DESCRIPTION OF THE TASK -
Print all records exactly, leaving nothing out.

··· RECORDS FOR THIS EXERCISE

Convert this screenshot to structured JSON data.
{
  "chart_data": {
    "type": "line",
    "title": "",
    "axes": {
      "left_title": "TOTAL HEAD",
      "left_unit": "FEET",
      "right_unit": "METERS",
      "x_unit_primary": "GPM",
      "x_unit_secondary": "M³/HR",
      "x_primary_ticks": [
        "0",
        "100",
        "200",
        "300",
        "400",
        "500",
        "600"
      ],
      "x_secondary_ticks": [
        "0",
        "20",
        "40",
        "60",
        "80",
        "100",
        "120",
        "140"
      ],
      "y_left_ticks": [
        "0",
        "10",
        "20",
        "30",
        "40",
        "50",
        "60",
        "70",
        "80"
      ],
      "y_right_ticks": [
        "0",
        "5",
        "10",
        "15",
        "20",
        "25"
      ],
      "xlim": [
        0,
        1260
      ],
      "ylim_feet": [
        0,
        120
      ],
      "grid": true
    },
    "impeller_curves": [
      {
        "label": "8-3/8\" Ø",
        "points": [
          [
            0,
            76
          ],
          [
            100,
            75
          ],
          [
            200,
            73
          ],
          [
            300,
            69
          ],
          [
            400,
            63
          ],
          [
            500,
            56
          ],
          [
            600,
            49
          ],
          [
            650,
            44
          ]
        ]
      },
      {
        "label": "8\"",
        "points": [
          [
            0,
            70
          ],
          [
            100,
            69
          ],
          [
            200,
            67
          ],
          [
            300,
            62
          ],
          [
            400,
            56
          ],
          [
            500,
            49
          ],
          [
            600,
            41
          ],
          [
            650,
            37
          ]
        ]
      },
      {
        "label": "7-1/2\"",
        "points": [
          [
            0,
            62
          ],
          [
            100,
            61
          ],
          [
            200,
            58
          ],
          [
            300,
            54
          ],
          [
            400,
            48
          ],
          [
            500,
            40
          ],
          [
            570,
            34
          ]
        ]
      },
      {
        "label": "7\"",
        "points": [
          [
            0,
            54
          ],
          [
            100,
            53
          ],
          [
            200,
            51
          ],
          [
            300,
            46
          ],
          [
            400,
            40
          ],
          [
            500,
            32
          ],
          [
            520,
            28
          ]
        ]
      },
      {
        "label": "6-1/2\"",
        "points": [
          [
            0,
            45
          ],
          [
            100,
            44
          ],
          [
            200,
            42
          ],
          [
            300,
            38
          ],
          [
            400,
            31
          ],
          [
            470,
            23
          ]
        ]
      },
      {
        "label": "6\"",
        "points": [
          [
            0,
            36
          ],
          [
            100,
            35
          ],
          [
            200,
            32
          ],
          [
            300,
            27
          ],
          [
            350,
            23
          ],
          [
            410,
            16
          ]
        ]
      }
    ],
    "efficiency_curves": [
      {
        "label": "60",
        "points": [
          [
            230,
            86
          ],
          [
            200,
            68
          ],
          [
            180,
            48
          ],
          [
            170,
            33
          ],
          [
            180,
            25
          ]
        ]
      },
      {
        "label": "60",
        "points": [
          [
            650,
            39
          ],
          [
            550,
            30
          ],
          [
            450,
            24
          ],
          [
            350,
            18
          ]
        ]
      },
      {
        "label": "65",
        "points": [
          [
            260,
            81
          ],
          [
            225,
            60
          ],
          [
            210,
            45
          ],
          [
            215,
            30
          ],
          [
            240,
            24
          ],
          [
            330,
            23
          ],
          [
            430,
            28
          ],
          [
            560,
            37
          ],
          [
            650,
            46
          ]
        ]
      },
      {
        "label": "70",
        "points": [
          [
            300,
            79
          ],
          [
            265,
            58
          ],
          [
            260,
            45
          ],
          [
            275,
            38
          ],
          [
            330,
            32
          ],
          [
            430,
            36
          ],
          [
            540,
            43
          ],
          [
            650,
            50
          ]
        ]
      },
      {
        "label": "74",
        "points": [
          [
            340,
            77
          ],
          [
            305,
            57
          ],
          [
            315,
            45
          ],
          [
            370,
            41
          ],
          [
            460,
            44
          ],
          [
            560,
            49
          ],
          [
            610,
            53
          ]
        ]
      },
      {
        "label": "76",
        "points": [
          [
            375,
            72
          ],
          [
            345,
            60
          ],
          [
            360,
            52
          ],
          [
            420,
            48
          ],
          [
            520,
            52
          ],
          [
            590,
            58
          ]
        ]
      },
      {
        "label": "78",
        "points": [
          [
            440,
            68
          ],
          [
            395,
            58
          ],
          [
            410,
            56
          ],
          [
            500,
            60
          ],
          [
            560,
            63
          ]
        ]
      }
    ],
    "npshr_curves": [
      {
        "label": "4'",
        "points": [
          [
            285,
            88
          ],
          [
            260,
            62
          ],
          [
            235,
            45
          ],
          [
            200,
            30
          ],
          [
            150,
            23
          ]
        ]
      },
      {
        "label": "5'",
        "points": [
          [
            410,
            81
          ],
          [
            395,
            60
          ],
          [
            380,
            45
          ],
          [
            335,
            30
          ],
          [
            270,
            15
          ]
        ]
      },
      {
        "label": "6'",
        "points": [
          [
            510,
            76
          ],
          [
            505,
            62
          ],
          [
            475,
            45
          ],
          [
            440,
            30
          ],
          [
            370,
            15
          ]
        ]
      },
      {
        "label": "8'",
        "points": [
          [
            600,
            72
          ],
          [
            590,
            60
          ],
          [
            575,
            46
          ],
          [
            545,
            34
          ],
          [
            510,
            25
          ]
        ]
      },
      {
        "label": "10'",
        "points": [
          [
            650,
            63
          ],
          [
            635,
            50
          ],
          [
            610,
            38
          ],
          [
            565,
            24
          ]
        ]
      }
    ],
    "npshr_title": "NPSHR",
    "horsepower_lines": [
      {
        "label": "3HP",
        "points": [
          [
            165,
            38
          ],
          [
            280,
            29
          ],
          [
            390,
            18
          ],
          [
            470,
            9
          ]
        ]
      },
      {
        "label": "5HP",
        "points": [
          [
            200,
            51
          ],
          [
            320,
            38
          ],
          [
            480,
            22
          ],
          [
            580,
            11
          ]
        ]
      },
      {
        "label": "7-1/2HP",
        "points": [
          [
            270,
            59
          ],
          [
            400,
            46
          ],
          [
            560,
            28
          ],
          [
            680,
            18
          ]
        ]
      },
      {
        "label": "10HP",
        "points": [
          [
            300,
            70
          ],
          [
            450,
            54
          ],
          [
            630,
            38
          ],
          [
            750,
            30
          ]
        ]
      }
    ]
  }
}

······

TASK RESULT -
Convert this screenshot to structured JSON data.
{
  "chart_data": {
    "type": "line",
    "title": "",
    "axes": {
      "left_title": "TOTAL HEAD",
      "left_unit": "FEET",
      "right_unit": "METERS",
      "x_unit_primary": "GPM",
      "x_unit_secondary": "M³/HR",
      "x_primary_ticks": [
        "0",
        "100",
        "200",
        "300",
        "400",
        "500",
        "600"
      ],
      "x_secondary_ticks": [
        "0",
        "20",
        "40",
        "60",
        "80",
        "100",
        "120",
        "140"
      ],
      "y_left_ticks": [
        "0",
        "10",
        "20",
        "30",
        "40",
        "50",
        "60",
        "70",
        "80"
      ],
      "y_right_ticks": [
        "0",
        "5",
        "10",
        "15",
        "20",
        "25"
      ],
      "xlim": [
        0,
        1260
      ],
      "ylim_feet": [
        0,
        120
      ],
      "grid": true
    },
    "impeller_curves": [
      {
        "label": "8-3/8\" Ø",
        "points": [
          [
            0,
            76
          ],
          [
            100,
            75
          ],
          [
            200,
            73
          ],
          [
            300,
            69
          ],
          [
            400,
            63
          ],
          [
            500,
            56
          ],
          [
            600,
            49
          ],
          [
            650,
            44
          ]
        ]
      },
      {
        "label": "8\"",
        "points": [
          [
            0,
            70
          ],
          [
            100,
            69
          ],
          [
            200,
            67
          ],
          [
            300,
            62
          ],
          [
            400,
            56
          ],
          [
            500,
            49
          ],
          [
            600,
            41
          ],
          [
            650,
            37
          ]
        ]
      },
      {
        "label": "7-1/2\"",
        "points": [
          [
            0,
            62
          ],
          [
            100,
            61
          ],
          [
            200,
            58
          ],
          [
            300,
            54
          ],
          [
            400,
            48
          ],
          [
            500,
            40
          ],
          [
            570,
            34
          ]
        ]
      },
      {
        "label": "7\"",
        "points": [
          [
            0,
            54
          ],
          [
            100,
            53
          ],
          [
            200,
            51
          ],
          [
            300,
            46
          ],
          [
            400,
            40
          ],
          [
            500,
            32
          ],
          [
            520,
            28
          ]
        ]
      },
      {
        "label": "6-1/2\"",
        "points": [
          [
            0,
            45
          ],
          [
            100,
            44
          ],
          [
            200,
            42
          ],
          [
            300,
            38
          ],
          [
            400,
            31
          ],
          [
            470,
            23
          ]
        ]
      },
      {
        "label": "6\"",
        "points": [
          [
            0,
            36
          ],
          [
            100,
            35
          ],
          [
            200,
            32
          ],
          [
            300,
            27
          ],
          [
            350,
            23
          ],
          [
            410,
            16
          ]
        ]
      }
    ],
    "efficiency_curves": [
      {
        "label": "60",
        "points": [
          [
            230,
            86
          ],
          [
            200,
            68
          ],
          [
            180,
            48
          ],
          [
            170,
            33
          ],
          [
            180,
            25
          ]
        ]
      },
      {
        "label": "60",
        "points": [
          [
            650,
            39
          ],
          [
            550,
            30
          ],
          [
            450,
            24
          ],
          [
            350,
            18
          ]
        ]
      },
      {
        "label": "65",
        "points": [
          [
            260,
            81
          ],
          [
            225,
            60
          ],
          [
            210,
            45
          ],
          [
            215,
            30
          ],
          [
            240,
            24
          ],
          [
            330,
            23
          ],
          [
            430,
            28
          ],
          [
            560,
            37
          ],
          [
            650,
            46
          ]
        ]
      },
      {
        "label": "70",
        "points": [
          [
            300,
            79
          ],
          [
            265,
            58
          ],
          [
            260,
            45
          ],
          [
            275,
            38
          ],
          [
            330,
            32
          ],
          [
            430,
            36
          ],
          [
            540,
            43
          ],
          [
            650,
            50
          ]
        ]
      },
      {
        "label": "74",
        "points": [
          [
            340,
            77
          ],
          [
            305,
            57
          ],
          [
            315,
            45
          ],
          [
            370,
            41
          ],
          [
            460,
            44
          ],
          [
            560,
            49
          ],
          [
            610,
            53
          ]
        ]
      },
      {
        "label": "76",
        "points": [
          [
            375,
            72
          ],
          [
            345,
            60
          ],
          [
            360,
            52
          ],
          [
            420,
            48
          ],
          [
            520,
            52
          ],
          [
            590,
            58
          ]
        ]
      },
      {
        "label": "78",
        "points": [
          [
            440,
            68
          ],
          [
            395,
            58
          ],
          [
            410,
            56
          ],
          [
            500,
            60
          ],
          [
            560,
            63
          ]
        ]
      }
    ],
    "npshr_curves": [
      {
        "label": "4'",
        "points": [
          [
            285,
            88
          ],
          [
            260,
            62
          ],
          [
            235,
            45
          ],
          [
            200,
            30
          ],
          [
            150,
            23
          ]
        ]
      },
      {
        "label": "5'",
        "points": [
          [
            410,
            81
          ],
          [
            395,
            60
          ],
          [
            380,
            45
          ],
          [
            335,
            30
          ],
          [
            270,
            15
          ]
        ]
      },
      {
        "label": "6'",
        "points": [
          [
            510,
            76
          ],
          [
            505,
            62
          ],
          [
            475,
            45
          ],
          [
            440,
            30
          ],
          [
            370,
            15
          ]
        ]
      },
      {
        "label": "8'",
        "points": [
          [
            600,
            72
          ],
          [
            590,
            60
          ],
          [
            575,
            46
          ],
          [
            545,
            34
          ],
          [
            510,
            25
          ]
        ]
      },
      {
        "label": "10'",
        "points": [
          [
            650,
            63
          ],
          [
            635,
            50
          ],
          [
            610,
            38
          ],
          [
            565,
            24
          ]
        ]
      }
    ],
    "npshr_title": "NPSHR",
    "horsepower_lines": [
      {
        "label": "3HP",
        "points": [
          [
            165,
            38
          ],
          [
            280,
            29
          ],
          [
            390,
            18
          ],
          [
            470,
            9
          ]
        ]
      },
      {
        "label": "5HP",
        "points": [
          [
            200,
            51
          ],
          [
            320,
            38
          ],
          [
            480,
            22
          ],
          [
            580,
            11
          ]
        ]
      },
      {
        "label": "7-1/2HP",
        "points": [
          [
            270,
            59
          ],
          [
            400,
            46
          ],
          [
            560,
            28
          ],
          [
            680,
            18
          ]
        ]
      },
      {
        "label": "10HP",
        "points": [
          [
            300,
            70
          ],
          [
            450,
            54
          ],
          [
            630,
            38
          ],
          [
            750,
            30
          ]
        ]
      }
    ]
  }
}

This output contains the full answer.